- Exercise objective: Read through the data and report every line in which the word "Greens" occurs.

-.-.-

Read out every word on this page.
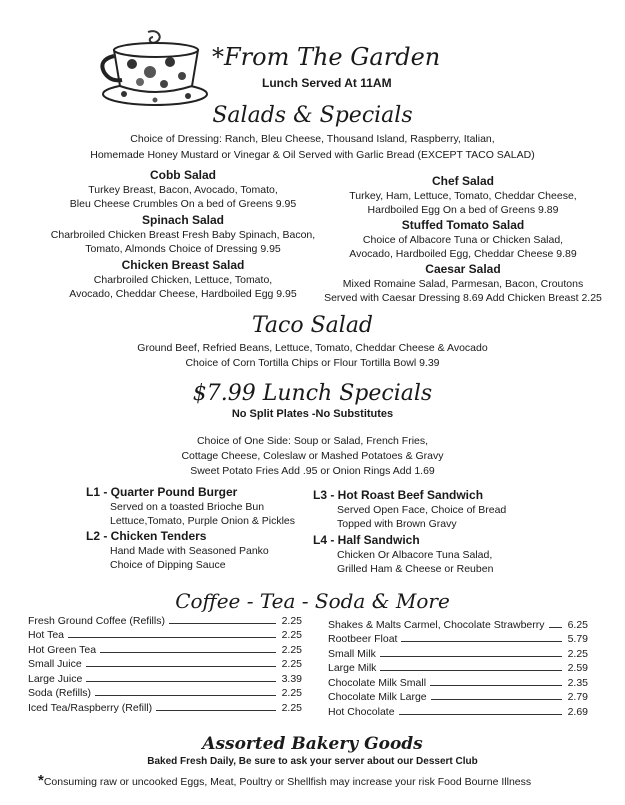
*From The Garden
Lunch Served At 11AM
Salads & Specials
Choice of Dressing: Ranch, Bleu Cheese, Thousand Island, Raspberry, Italian,
Homemade Honey Mustard or Vinegar & Oil Served with Garlic Bread (EXCEPT TACO SALAD)
Cobb Salad
Turkey Breast, Bacon, Avocado, Tomato,
Bleu Cheese Crumbles On a bed of Greens 9.95
Spinach Salad
Charbroiled Chicken Breast Fresh Baby Spinach, Bacon,
Tomato, Almonds Choice of Dressing 9.95
Chicken Breast Salad
Charbroiled Chicken, Lettuce, Tomato,
Avocado, Cheddar Cheese, Hardboiled Egg 9.95
Chef Salad
Turkey, Ham, Lettuce, Tomato, Cheddar Cheese,
Hardboiled Egg On a bed of Greens 9.89
Stuffed Tomato Salad
Choice of Albacore Tuna or Chicken Salad,
Avocado, Hardboiled Egg, Cheddar Cheese 9.89
Caesar Salad
Mixed Romaine Salad, Parmesan, Bacon, Croutons
Served with Caesar Dressing 8.69 Add Chicken Breast 2.25
Taco Salad
Ground Beef, Refried Beans, Lettuce, Tomato, Cheddar Cheese & Avocado
Choice of Corn Tortilla Chips or Flour Tortilla Bowl 9.39
$7.99 Lunch Specials
No Split Plates -No Substitutes
Choice of One Side: Soup or Salad, French Fries,
Cottage Cheese, Coleslaw or Mashed Potatoes & Gravy
Sweet Potato Fries Add .95 or Onion Rings Add 1.69
L1 - Quarter Pound Burger
Served on a toasted Brioche Bun
Lettuce,Tomato, Purple Onion & Pickles
L2 - Chicken Tenders
Hand Made with Seasoned Panko
Choice of Dipping Sauce
L3 - Hot Roast Beef Sandwich
Served Open Face, Choice of Bread
Topped with Brown Gravy
L4 - Half Sandwich
Chicken Or Albacore Tuna Salad,
Grilled Ham & Cheese or Reuben
Coffee - Tea - Soda & More
Fresh Ground Coffee (Refills)	2.25
Hot Tea	2.25
Hot Green Tea	2.25
Small Juice	2.25
Large Juice	3.39
Soda (Refills)	2.25
Iced Tea/Raspberry (Refill)	2.25
Shakes & Malts Carmel, Chocolate Strawberry 6.25
Rootbeer Float	5.79
Small Milk	2.25
Large Milk	2.59
Chocolate Milk Small	2.35
Chocolate Milk Large	2.79
Hot Chocolate	2.69
Assorted Bakery Goods
Baked Fresh Daily, Be sure to ask your server about our Dessert Club
*Consuming raw or uncooked Eggs, Meat, Poultry or Shellfish may increase your risk Food Bourne Illness
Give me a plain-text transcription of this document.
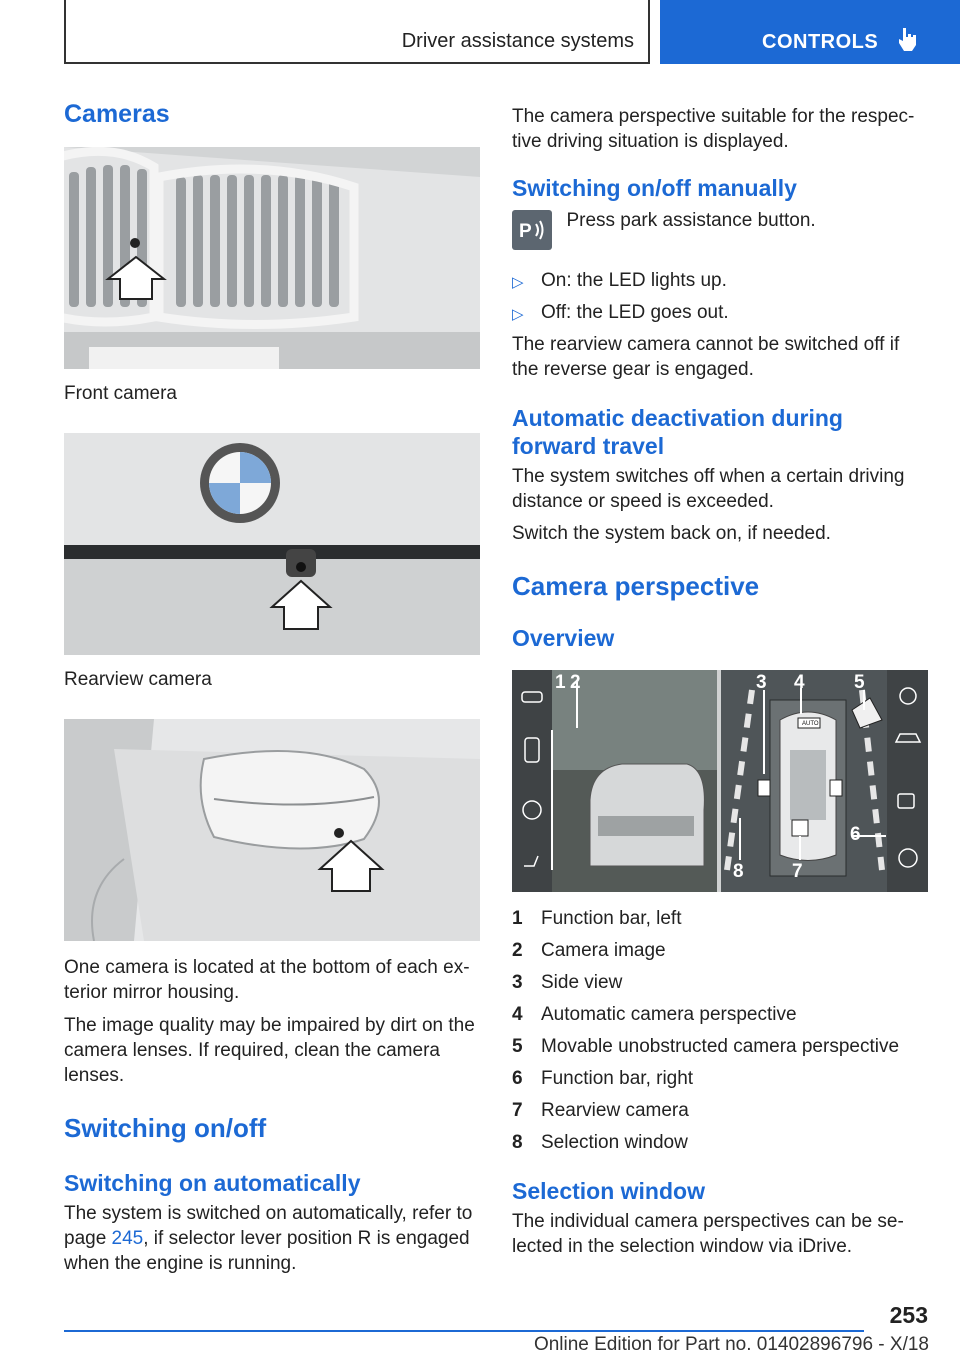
Driver assistance systems	CONTROLS
Cameras

Front camera

Rearview camera

One camera is located at the bottom of each ex-terior mirror housing.

The image quality may be impaired by dirt on the camera lenses. If required, clean the camera lenses.

Switching on/off
Switching on automatically

The system is switched on automatically, refer to page 245, if selector lever position R is engaged when the engine is running.

The camera perspective suitable for the respec-tive driving situation is displayed.

Switching on/off manually
P
Press park assistance button.
▷ On: the LED lights up.
▷ Off: the LED goes out.

The rearview camera cannot be switched off if the reverse gear is engaged.

Automatic deactivation during forward travel

The system switches off when a certain driving distance or speed is exceeded.

Switch the system back on, if needed.

Camera perspective
Overview
AUTO
1 2	3 4	5
6
7
8
1 Function bar, left
2 Camera image
3 Side view
4 Automatic camera perspective
5 Movable unobstructed camera perspective
6 Function bar, right
7 Rearview camera
8 Selection window
Selection window

The individual camera perspectives can be se-lected in the selection window via iDrive.

253
Online Edition for Part no. 01402896796 - X/18
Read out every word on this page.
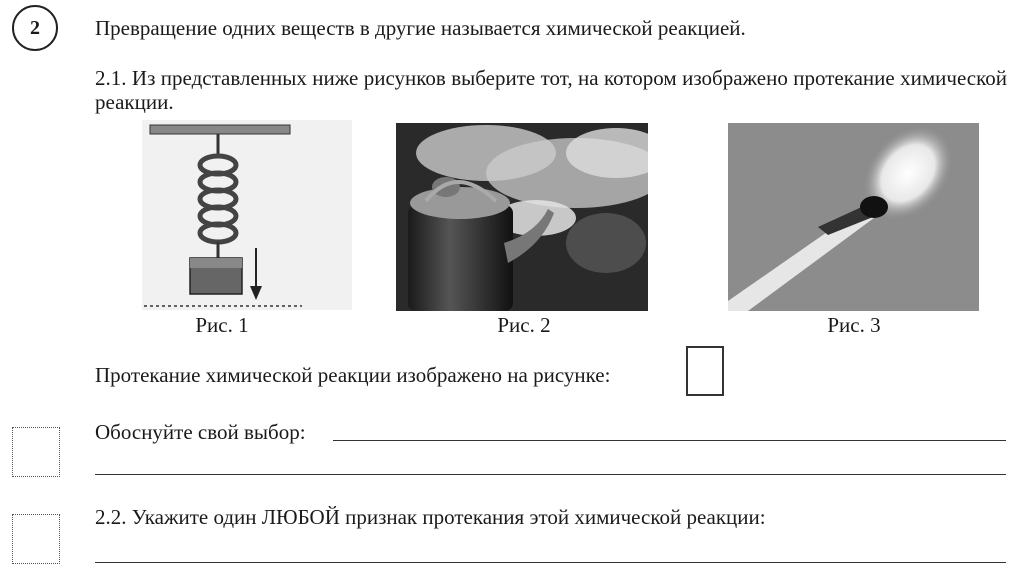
2	Превращение одних веществ в другие называется химической реакцией.
2.1. Из представленных ниже рисунков выберите тот, на котором изображено протекание химической реакции.
Рис. 1	Рис. 2	Рис. 3
Протекание химической реакции изображено на рисунке:
Обоснуйте свой выбор:
2.2. Укажите один ЛЮБОЙ признак протекания этой химической реакции:
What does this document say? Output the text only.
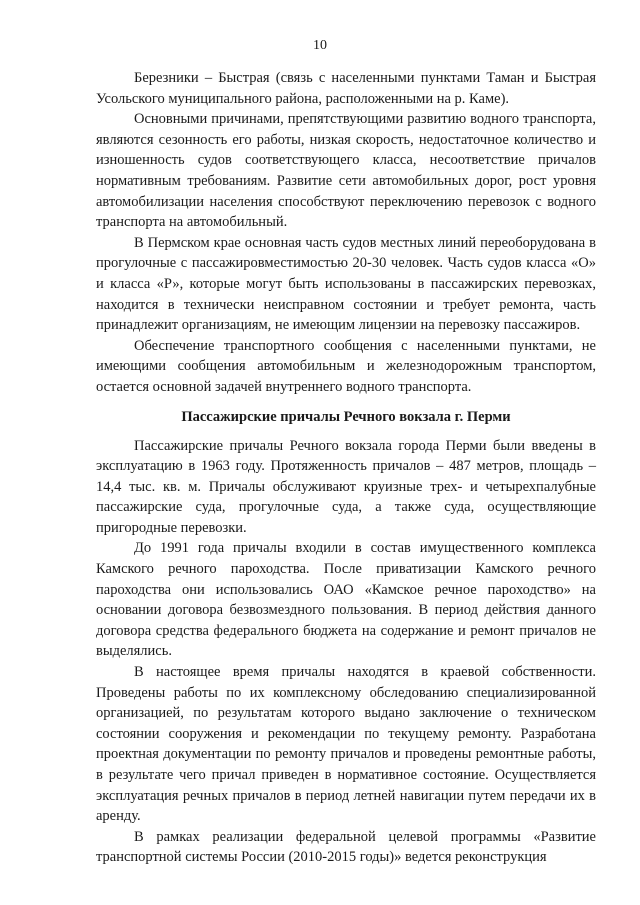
10

Березники – Быстрая (связь с населенными пунктами Таман и Быстрая Усольского муниципального района, расположенными на р. Каме).

Основными причинами, препятствующими развитию водного транспорта, являются сезонность его работы, низкая скорость, недостаточное количество и изношенность судов соответствующего класса, несоответствие причалов нормативным требованиям. Развитие сети автомобильных дорог, рост уровня автомобилизации населения способствуют переключению перевозок с водного транспорта на автомобильный.

В Пермском крае основная часть судов местных линий переоборудована в прогулочные с пассажировместимостью 20-30 человек. Часть судов класса «О» и класса «Р», которые могут быть использованы в пассажирских перевозках, находится в технически неисправном состоянии и требует ремонта, часть принадлежит организациям, не имеющим лицензии на перевозку пассажиров.

Обеспечение транспортного сообщения с населенными пунктами, не имеющими сообщения автомобильным и железнодорожным транспортом, остается основной задачей внутреннего водного транспорта.

Пассажирские причалы Речного вокзала г. Перми

Пассажирские причалы Речного вокзала города Перми были введены в эксплуатацию в 1963 году. Протяженность причалов – 487 метров, площадь – 14,4 тыс. кв. м. Причалы обслуживают круизные трех- и четырехпалубные пассажирские суда, прогулочные суда, а также суда, осуществляющие пригородные перевозки.

До 1991 года причалы входили в состав имущественного комплекса Камского речного пароходства. После приватизации Камского речного пароходства они использовались ОАО «Камское речное пароходство» на основании договора безвозмездного пользования. В период действия данного договора средства федерального бюджета на содержание и ремонт причалов не выделялись.

В настоящее время причалы находятся в краевой собственности. Проведены работы по их комплексному обследованию специализированной организацией, по результатам которого выдано заключение о техническом состоянии сооружения и рекомендации по текущему ремонту. Разработана проектная документации по ремонту причалов и проведены ремонтные работы, в результате чего причал приведен в нормативное состояние. Осуществляется эксплуатация речных причалов в период летней навигации путем передачи их в аренду.

В рамках реализации федеральной целевой программы «Развитие транспортной системы России (2010-2015 годы)» ведется реконструкция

-.-.-

- Solution to the exercise:
Bleu Cheese Crumbles On a bed of Greens 9.95
Hardboiled Egg On a bed of Greens 9.89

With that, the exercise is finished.